[WHAT NEEDS TO BE DONE]:
In the entries below, find the lines that contain the word "nach" and copy them.
── DATA SUPPLIED ──
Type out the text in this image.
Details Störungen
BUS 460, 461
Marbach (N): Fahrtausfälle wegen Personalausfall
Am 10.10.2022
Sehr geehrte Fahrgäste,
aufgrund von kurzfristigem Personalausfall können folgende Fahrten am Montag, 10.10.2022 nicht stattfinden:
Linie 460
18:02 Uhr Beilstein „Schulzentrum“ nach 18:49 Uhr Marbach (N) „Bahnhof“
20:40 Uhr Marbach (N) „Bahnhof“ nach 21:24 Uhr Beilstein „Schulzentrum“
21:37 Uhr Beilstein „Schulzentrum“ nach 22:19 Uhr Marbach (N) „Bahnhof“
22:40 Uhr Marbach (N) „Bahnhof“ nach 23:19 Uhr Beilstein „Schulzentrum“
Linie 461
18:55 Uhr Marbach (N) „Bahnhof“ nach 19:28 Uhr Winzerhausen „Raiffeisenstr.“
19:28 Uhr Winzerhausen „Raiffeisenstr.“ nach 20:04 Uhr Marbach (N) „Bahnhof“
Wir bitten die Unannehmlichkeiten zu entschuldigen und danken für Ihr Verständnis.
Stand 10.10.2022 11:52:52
───
[TASK SOLUTION]:
18:02 Uhr Beilstein „Schulzentrum“ nach 18:49 Uhr Marbach (N) „Bahnhof“
20:40 Uhr Marbach (N) „Bahnhof“ nach 21:24 Uhr Beilstein „Schulzentrum“
21:37 Uhr Beilstein „Schulzentrum“ nach 22:19 Uhr Marbach (N) „Bahnhof“
22:40 Uhr Marbach (N) „Bahnhof“ nach 23:19 Uhr Beilstein „Schulzentrum“
18:55 Uhr Marbach (N) „Bahnhof“ nach 19:28 Uhr Winzerhausen „Raiffeisenstr.“
19:28 Uhr Winzerhausen „Raiffeisenstr.“ nach 20:04 Uhr Marbach (N) „Bahnhof“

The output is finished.